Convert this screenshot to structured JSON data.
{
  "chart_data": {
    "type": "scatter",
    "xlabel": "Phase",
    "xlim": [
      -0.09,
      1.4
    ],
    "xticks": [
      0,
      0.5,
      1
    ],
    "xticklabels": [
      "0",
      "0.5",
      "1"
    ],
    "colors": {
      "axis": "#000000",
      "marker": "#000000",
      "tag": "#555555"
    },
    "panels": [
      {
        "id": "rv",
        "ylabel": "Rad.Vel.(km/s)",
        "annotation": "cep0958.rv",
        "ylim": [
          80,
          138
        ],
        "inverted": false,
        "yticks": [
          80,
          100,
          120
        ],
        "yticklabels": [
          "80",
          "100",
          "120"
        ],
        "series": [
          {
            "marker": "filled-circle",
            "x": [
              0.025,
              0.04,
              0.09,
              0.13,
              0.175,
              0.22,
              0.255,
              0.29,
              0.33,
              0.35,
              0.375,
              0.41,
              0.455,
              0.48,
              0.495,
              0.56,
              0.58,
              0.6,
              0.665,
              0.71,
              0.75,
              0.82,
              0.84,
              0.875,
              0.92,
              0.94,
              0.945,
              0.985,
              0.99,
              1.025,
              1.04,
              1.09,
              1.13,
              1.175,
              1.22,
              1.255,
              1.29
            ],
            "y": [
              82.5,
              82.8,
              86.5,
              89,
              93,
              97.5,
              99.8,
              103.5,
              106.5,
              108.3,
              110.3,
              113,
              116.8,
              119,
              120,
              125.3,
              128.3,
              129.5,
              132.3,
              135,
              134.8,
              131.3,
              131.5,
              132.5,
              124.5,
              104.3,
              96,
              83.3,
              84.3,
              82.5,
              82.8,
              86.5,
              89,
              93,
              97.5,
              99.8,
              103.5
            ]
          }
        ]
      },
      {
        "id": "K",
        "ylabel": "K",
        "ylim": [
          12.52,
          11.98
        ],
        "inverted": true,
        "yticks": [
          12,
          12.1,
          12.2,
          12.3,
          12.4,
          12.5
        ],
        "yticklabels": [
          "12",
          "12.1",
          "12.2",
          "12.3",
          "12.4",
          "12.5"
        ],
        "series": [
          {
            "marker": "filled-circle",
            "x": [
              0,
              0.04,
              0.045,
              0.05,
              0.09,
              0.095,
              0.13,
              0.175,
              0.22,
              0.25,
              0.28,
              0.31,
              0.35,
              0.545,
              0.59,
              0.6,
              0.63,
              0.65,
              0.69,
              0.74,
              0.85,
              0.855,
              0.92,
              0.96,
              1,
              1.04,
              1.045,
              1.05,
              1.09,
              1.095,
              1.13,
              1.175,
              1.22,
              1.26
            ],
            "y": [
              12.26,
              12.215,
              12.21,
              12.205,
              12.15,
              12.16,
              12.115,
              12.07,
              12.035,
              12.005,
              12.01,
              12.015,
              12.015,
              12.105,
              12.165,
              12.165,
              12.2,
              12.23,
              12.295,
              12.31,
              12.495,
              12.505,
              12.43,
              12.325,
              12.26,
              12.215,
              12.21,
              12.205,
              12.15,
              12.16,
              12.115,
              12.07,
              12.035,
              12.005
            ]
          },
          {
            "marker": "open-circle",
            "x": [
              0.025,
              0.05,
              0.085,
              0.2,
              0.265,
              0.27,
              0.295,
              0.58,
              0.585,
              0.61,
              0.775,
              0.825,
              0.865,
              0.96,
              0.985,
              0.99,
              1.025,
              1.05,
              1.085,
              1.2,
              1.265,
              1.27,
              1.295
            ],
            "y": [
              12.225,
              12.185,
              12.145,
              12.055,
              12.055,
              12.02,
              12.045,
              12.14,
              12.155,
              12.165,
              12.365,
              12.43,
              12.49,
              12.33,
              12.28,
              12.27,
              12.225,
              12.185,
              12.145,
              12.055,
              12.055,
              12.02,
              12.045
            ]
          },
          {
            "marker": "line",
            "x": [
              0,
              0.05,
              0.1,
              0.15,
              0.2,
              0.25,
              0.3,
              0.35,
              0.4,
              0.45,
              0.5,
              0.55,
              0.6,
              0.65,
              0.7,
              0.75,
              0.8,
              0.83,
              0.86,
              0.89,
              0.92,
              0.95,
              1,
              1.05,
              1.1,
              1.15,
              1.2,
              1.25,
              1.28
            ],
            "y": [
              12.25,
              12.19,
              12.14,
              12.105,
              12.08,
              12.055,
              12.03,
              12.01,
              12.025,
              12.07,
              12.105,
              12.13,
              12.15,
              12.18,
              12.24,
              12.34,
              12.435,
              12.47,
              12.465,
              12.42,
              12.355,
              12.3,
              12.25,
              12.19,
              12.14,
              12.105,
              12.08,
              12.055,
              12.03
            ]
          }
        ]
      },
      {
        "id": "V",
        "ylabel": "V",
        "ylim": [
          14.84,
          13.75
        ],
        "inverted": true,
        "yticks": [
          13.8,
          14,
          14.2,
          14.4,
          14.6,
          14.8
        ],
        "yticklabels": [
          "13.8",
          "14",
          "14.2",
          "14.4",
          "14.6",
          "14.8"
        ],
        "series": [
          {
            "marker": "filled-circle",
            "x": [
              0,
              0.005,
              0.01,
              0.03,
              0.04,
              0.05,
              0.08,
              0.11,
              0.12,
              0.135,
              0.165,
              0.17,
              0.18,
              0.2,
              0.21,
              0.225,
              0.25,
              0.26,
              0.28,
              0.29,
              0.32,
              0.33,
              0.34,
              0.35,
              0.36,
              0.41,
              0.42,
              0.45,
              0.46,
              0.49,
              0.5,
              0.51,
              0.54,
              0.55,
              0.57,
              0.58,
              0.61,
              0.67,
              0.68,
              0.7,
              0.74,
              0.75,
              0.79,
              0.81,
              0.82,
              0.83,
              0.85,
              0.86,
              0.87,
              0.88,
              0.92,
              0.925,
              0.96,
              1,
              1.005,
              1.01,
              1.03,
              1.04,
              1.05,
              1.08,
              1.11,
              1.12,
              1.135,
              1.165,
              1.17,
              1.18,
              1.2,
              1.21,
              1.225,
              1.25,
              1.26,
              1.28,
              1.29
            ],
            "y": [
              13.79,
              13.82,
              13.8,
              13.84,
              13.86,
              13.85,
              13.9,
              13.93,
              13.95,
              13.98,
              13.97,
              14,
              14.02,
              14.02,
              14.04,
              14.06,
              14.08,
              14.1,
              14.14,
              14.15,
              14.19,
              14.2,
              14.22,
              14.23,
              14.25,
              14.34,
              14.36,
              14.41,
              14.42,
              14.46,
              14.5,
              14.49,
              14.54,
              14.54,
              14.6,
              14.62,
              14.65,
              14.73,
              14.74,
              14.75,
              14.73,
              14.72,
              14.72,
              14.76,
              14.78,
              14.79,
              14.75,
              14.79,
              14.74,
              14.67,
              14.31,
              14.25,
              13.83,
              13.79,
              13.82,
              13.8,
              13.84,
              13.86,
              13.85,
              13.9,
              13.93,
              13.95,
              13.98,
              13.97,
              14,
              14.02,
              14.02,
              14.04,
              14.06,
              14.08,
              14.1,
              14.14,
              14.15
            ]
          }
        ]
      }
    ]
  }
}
□ □ □ □
Nothing should be changed: write out all of the data as is.

Convert this screenshot to structured JSON data.
{
  "chart_data": {
    "type": "scatter",
    "xlabel": "Phase",
    "xlim": [
      -0.09,
      1.4
    ],
    "xticks": [
      0,
      0.5,
      1
    ],
    "xticklabels": [
      "0",
      "0.5",
      "1"
    ],
    "colors": {
      "axis": "#000000",
      "marker": "#000000",
      "tag": "#555555"
    },
    "panels": [
      {
        "id": "rv",
        "ylabel": "Rad.Vel.(km/s)",
        "annotation": "cep0958.rv",
        "ylim": [
          80,
          138
        ],
        "inverted": false,
        "yticks": [
          80,
          100,
          120
        ],
        "yticklabels": [
          "80",
          "100",
          "120"
        ],
        "series": [
          {
            "marker": "filled-circle",
            "x": [
              0.025,
              0.04,
              0.09,
              0.13,
              0.175,
              0.22,
              0.255,
              0.29,
              0.33,
              0.35,
              0.375,
              0.41,
              0.455,
              0.48,
              0.495,
              0.56,
              0.58,
              0.6,
              0.665,
              0.71,
              0.75,
              0.82,
              0.84,
              0.875,
              0.92,
              0.94,
              0.945,
              0.985,
              0.99,
              1.025,
              1.04,
              1.09,
              1.13,
              1.175,
              1.22,
              1.255,
              1.29
            ],
            "y": [
              82.5,
              82.8,
              86.5,
              89,
              93,
              97.5,
              99.8,
              103.5,
              106.5,
              108.3,
              110.3,
              113,
              116.8,
              119,
              120,
              125.3,
              128.3,
              129.5,
              132.3,
              135,
              134.8,
              131.3,
              131.5,
              132.5,
              124.5,
              104.3,
              96,
              83.3,
              84.3,
              82.5,
              82.8,
              86.5,
              89,
              93,
              97.5,
              99.8,
              103.5
            ]
          }
        ]
      },
      {
        "id": "K",
        "ylabel": "K",
        "ylim": [
          12.52,
          11.98
        ],
        "inverted": true,
        "yticks": [
          12,
          12.1,
          12.2,
          12.3,
          12.4,
          12.5
        ],
        "yticklabels": [
          "12",
          "12.1",
          "12.2",
          "12.3",
          "12.4",
          "12.5"
        ],
        "series": [
          {
            "marker": "filled-circle",
            "x": [
              0,
              0.04,
              0.045,
              0.05,
              0.09,
              0.095,
              0.13,
              0.175,
              0.22,
              0.25,
              0.28,
              0.31,
              0.35,
              0.545,
              0.59,
              0.6,
              0.63,
              0.65,
              0.69,
              0.74,
              0.85,
              0.855,
              0.92,
              0.96,
              1,
              1.04,
              1.045,
              1.05,
              1.09,
              1.095,
              1.13,
              1.175,
              1.22,
              1.26
            ],
            "y": [
              12.26,
              12.215,
              12.21,
              12.205,
              12.15,
              12.16,
              12.115,
              12.07,
              12.035,
              12.005,
              12.01,
              12.015,
              12.015,
              12.105,
              12.165,
              12.165,
              12.2,
              12.23,
              12.295,
              12.31,
              12.495,
              12.505,
              12.43,
              12.325,
              12.26,
              12.215,
              12.21,
              12.205,
              12.15,
              12.16,
              12.115,
              12.07,
              12.035,
              12.005
            ]
          },
          {
            "marker": "open-circle",
            "x": [
              0.025,
              0.05,
              0.085,
              0.2,
              0.265,
              0.27,
              0.295,
              0.58,
              0.585,
              0.61,
              0.775,
              0.825,
              0.865,
              0.96,
              0.985,
              0.99,
              1.025,
              1.05,
              1.085,
              1.2,
              1.265,
              1.27,
              1.295
            ],
            "y": [
              12.225,
              12.185,
              12.145,
              12.055,
              12.055,
              12.02,
              12.045,
              12.14,
              12.155,
              12.165,
              12.365,
              12.43,
              12.49,
              12.33,
              12.28,
              12.27,
              12.225,
              12.185,
              12.145,
              12.055,
              12.055,
              12.02,
              12.045
            ]
          },
          {
            "marker": "line",
            "x": [
              0,
              0.05,
              0.1,
              0.15,
              0.2,
              0.25,
              0.3,
              0.35,
              0.4,
              0.45,
              0.5,
              0.55,
              0.6,
              0.65,
              0.7,
              0.75,
              0.8,
              0.83,
              0.86,
              0.89,
              0.92,
              0.95,
              1,
              1.05,
              1.1,
              1.15,
              1.2,
              1.25,
              1.28
            ],
            "y": [
              12.25,
              12.19,
              12.14,
              12.105,
              12.08,
              12.055,
              12.03,
              12.01,
              12.025,
              12.07,
              12.105,
              12.13,
              12.15,
              12.18,
              12.24,
              12.34,
              12.435,
              12.47,
              12.465,
              12.42,
              12.355,
              12.3,
              12.25,
              12.19,
              12.14,
              12.105,
              12.08,
              12.055,
              12.03
            ]
          }
        ]
      },
      {
        "id": "V",
        "ylabel": "V",
        "ylim": [
          14.84,
          13.75
        ],
        "inverted": true,
        "yticks": [
          13.8,
          14,
          14.2,
          14.4,
          14.6,
          14.8
        ],
        "yticklabels": [
          "13.8",
          "14",
          "14.2",
          "14.4",
          "14.6",
          "14.8"
        ],
        "series": [
          {
            "marker": "filled-circle",
            "x": [
              0,
              0.005,
              0.01,
              0.03,
              0.04,
              0.05,
              0.08,
              0.11,
              0.12,
              0.135,
              0.165,
              0.17,
              0.18,
              0.2,
              0.21,
              0.225,
              0.25,
              0.26,
              0.28,
              0.29,
              0.32,
              0.33,
              0.34,
              0.35,
              0.36,
              0.41,
              0.42,
              0.45,
              0.46,
              0.49,
              0.5,
              0.51,
              0.54,
              0.55,
              0.57,
              0.58,
              0.61,
              0.67,
              0.68,
              0.7,
              0.74,
              0.75,
              0.79,
              0.81,
              0.82,
              0.83,
              0.85,
              0.86,
              0.87,
              0.88,
              0.92,
              0.925,
              0.96,
              1,
              1.005,
              1.01,
              1.03,
              1.04,
              1.05,
              1.08,
              1.11,
              1.12,
              1.135,
              1.165,
              1.17,
              1.18,
              1.2,
              1.21,
              1.225,
              1.25,
              1.26,
              1.28,
              1.29
            ],
            "y": [
              13.79,
              13.82,
              13.8,
              13.84,
              13.86,
              13.85,
              13.9,
              13.93,
              13.95,
              13.98,
              13.97,
              14,
              14.02,
              14.02,
              14.04,
              14.06,
              14.08,
              14.1,
              14.14,
              14.15,
              14.19,
              14.2,
              14.22,
              14.23,
              14.25,
              14.34,
              14.36,
              14.41,
              14.42,
              14.46,
              14.5,
              14.49,
              14.54,
              14.54,
              14.6,
              14.62,
              14.65,
              14.73,
              14.74,
              14.75,
              14.73,
              14.72,
              14.72,
              14.76,
              14.78,
              14.79,
              14.75,
              14.79,
              14.74,
              14.67,
              14.31,
              14.25,
              13.83,
              13.79,
              13.82,
              13.8,
              13.84,
              13.86,
              13.85,
              13.9,
              13.93,
              13.95,
              13.98,
              13.97,
              14,
              14.02,
              14.02,
              14.04,
              14.06,
              14.08,
              14.1,
              14.14,
              14.15
            ]
          }
        ]
      }
    ]
  }
}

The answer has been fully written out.